┌────────
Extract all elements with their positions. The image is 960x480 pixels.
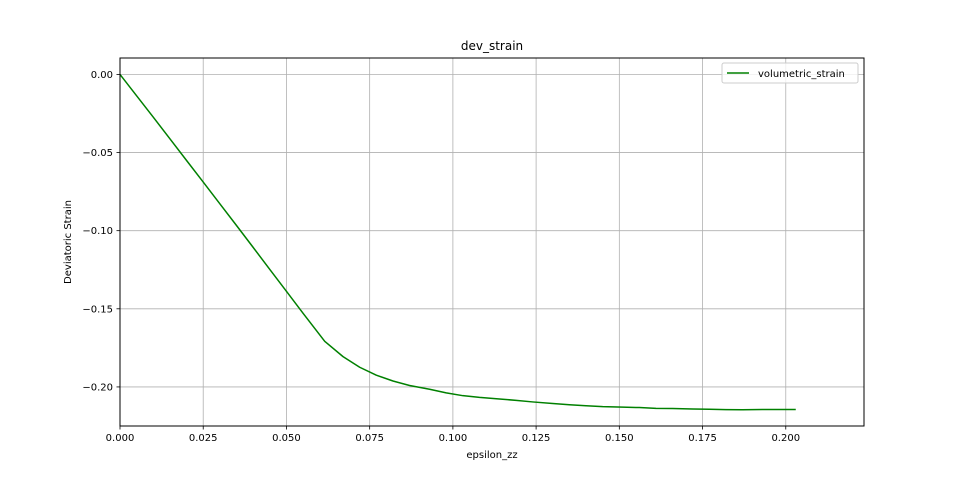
chart-title: dev_strain: [461, 39, 523, 53]
legend-label: volumetric_strain: [758, 69, 845, 80]
x-tick-label: 0.025: [189, 433, 218, 444]
x-axis-title: epsilon_zz: [466, 450, 517, 461]
y-axis-title: Deviatoric Strain: [63, 200, 74, 284]
y-tick-label: −0.05: [82, 148, 113, 159]
y-tick-label: 0.00: [91, 70, 113, 81]
y-axis-ticks: 0.00 −0.05 −0.10 −0.15 −0.20: [82, 70, 120, 393]
x-tick-label: 0.125: [522, 433, 551, 444]
series-line-volumetric_strain: [119, 73, 796, 411]
x-tick-label: 0.050: [272, 433, 301, 444]
plot-frame: [119, 57, 865, 427]
x-axis-ticks: 0.000 0.025 0.050 0.075 0.100 0.125 0.150 0.175…: [106, 426, 800, 444]
legend-box: [721, 62, 859, 84]
x-tick-label: 0.200: [771, 433, 800, 444]
series-lines: [119, 73, 796, 411]
y-tick-label: −0.20: [82, 382, 113, 393]
x-tick-label: 0.100: [439, 433, 468, 444]
x-tick-label: 0.000: [106, 433, 135, 444]
x-tick-label: 0.150: [605, 433, 634, 444]
x-tick-label: 0.175: [688, 433, 717, 444]
y-tick-label: −0.10: [82, 226, 113, 237]
x-tick-label: 0.075: [355, 433, 384, 444]
legend: volumetric_strain: [721, 62, 859, 84]
y-tick-label: −0.15: [82, 304, 113, 315]
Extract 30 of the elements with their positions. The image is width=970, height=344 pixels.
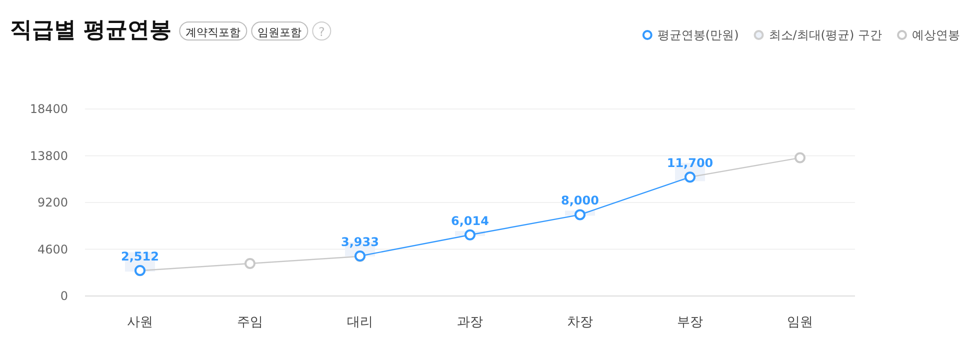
- legend-item: 평균연봉(만원): [642, 28, 739, 42]
- chart-title: 직급별 평균연봉: [10, 18, 172, 43]
- point: [464, 229, 476, 240]
- data-label: 3,933: [341, 235, 379, 250]
- point: [794, 152, 806, 164]
- point: [574, 209, 586, 220]
- y-tick-label: 9200: [37, 196, 68, 210]
- x-tick-label: 대리: [347, 315, 373, 330]
- x-tick-label: 부장: [677, 315, 703, 330]
- x-tick-label: 사원: [127, 315, 153, 330]
- legend-label: 평균연봉(만원): [657, 28, 739, 42]
- x-tick-label: 주임: [237, 315, 263, 330]
- badge: 계약직포함: [179, 22, 248, 40]
- data-label: 6,014: [451, 214, 489, 228]
- y-tick-label: 13800: [30, 148, 68, 163]
- data-label: 2,512: [121, 249, 159, 264]
- badge: ?: [312, 22, 332, 40]
- legend-label: 예상연봉: [912, 28, 960, 42]
- y-tick-label: 18400: [30, 102, 68, 116]
- legend-item: 예상연봉: [897, 28, 960, 42]
- y-tick-label: 0: [60, 289, 68, 303]
- point: [244, 258, 256, 269]
- x-tick-label: 차장: [567, 315, 593, 330]
- legend-item: 최소/최대(평균) 구간: [754, 28, 882, 42]
- y-tick-label: 4600: [37, 242, 68, 256]
- data-label: 11,700: [666, 156, 714, 170]
- badge: 임원포함: [251, 22, 308, 40]
- x-tick-label: 임원: [787, 315, 813, 330]
- data-label: 8,000: [561, 194, 599, 208]
- x-tick-label: 과장: [457, 315, 483, 330]
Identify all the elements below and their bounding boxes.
└────────
- [PROBLEM REQUIREMENTS] Copy out every row above word for word, leaving out the pictures.

- [OUTPUT]
Extract all elements with their positions. The image is 960x480 pixels.
chart-title: dev_strain: [461, 39, 523, 53]
legend-label: volumetric_strain: [758, 69, 845, 80]
x-tick-label: 0.025: [189, 433, 218, 444]
x-axis-title: epsilon_zz: [466, 450, 517, 461]
y-axis-title: Deviatoric Strain: [63, 200, 74, 284]
y-tick-label: −0.05: [82, 148, 113, 159]
y-tick-label: 0.00: [91, 70, 113, 81]
y-axis-ticks: 0.00 −0.05 −0.10 −0.15 −0.20: [82, 70, 120, 393]
x-tick-label: 0.125: [522, 433, 551, 444]
series-line-volumetric_strain: [119, 73, 796, 411]
x-tick-label: 0.050: [272, 433, 301, 444]
plot-frame: [119, 57, 865, 427]
x-axis-ticks: 0.000 0.025 0.050 0.075 0.100 0.125 0.150 0.175…: [106, 426, 800, 444]
legend-box: [721, 62, 859, 84]
x-tick-label: 0.200: [771, 433, 800, 444]
series-lines: [119, 73, 796, 411]
y-tick-label: −0.20: [82, 382, 113, 393]
x-tick-label: 0.100: [439, 433, 468, 444]
x-tick-label: 0.000: [106, 433, 135, 444]
x-tick-label: 0.150: [605, 433, 634, 444]
x-tick-label: 0.175: [688, 433, 717, 444]
y-tick-label: −0.10: [82, 226, 113, 237]
x-tick-label: 0.075: [355, 433, 384, 444]
legend: volumetric_strain: [721, 62, 859, 84]
y-tick-label: −0.15: [82, 304, 113, 315]
Extract 30 of the elements with their positions. The image is width=970, height=344 pixels.
- legend-item: 평균연봉(만원): [642, 28, 739, 42]
- chart-title: 직급별 평균연봉: [10, 18, 172, 43]
- point: [464, 229, 476, 240]
- data-label: 3,933: [341, 235, 379, 250]
- point: [794, 152, 806, 164]
- point: [574, 209, 586, 220]
- y-tick-label: 9200: [37, 196, 68, 210]
- x-tick-label: 대리: [347, 315, 373, 330]
- x-tick-label: 부장: [677, 315, 703, 330]
- x-tick-label: 사원: [127, 315, 153, 330]
- legend-label: 평균연봉(만원): [657, 28, 739, 42]
- x-tick-label: 주임: [237, 315, 263, 330]
- badge: 계약직포함: [179, 22, 248, 40]
- data-label: 6,014: [451, 214, 489, 228]
- y-tick-label: 13800: [30, 148, 68, 163]
- data-label: 2,512: [121, 249, 159, 264]
- badge: ?: [312, 22, 332, 40]
- legend-label: 예상연봉: [912, 28, 960, 42]
- y-tick-label: 18400: [30, 102, 68, 116]
- legend-item: 예상연봉: [897, 28, 960, 42]
- y-tick-label: 0: [60, 289, 68, 303]
- point: [244, 258, 256, 269]
- x-tick-label: 차장: [567, 315, 593, 330]
- legend-item: 최소/최대(평균) 구간: [754, 28, 882, 42]
- y-tick-label: 4600: [37, 242, 68, 256]
- data-label: 11,700: [666, 156, 714, 170]
- badge: 임원포함: [251, 22, 308, 40]
- x-tick-label: 임원: [787, 315, 813, 330]
- data-label: 8,000: [561, 194, 599, 208]
- x-tick-label: 과장: [457, 315, 483, 330]
Identify all the elements below and their bounding boxes.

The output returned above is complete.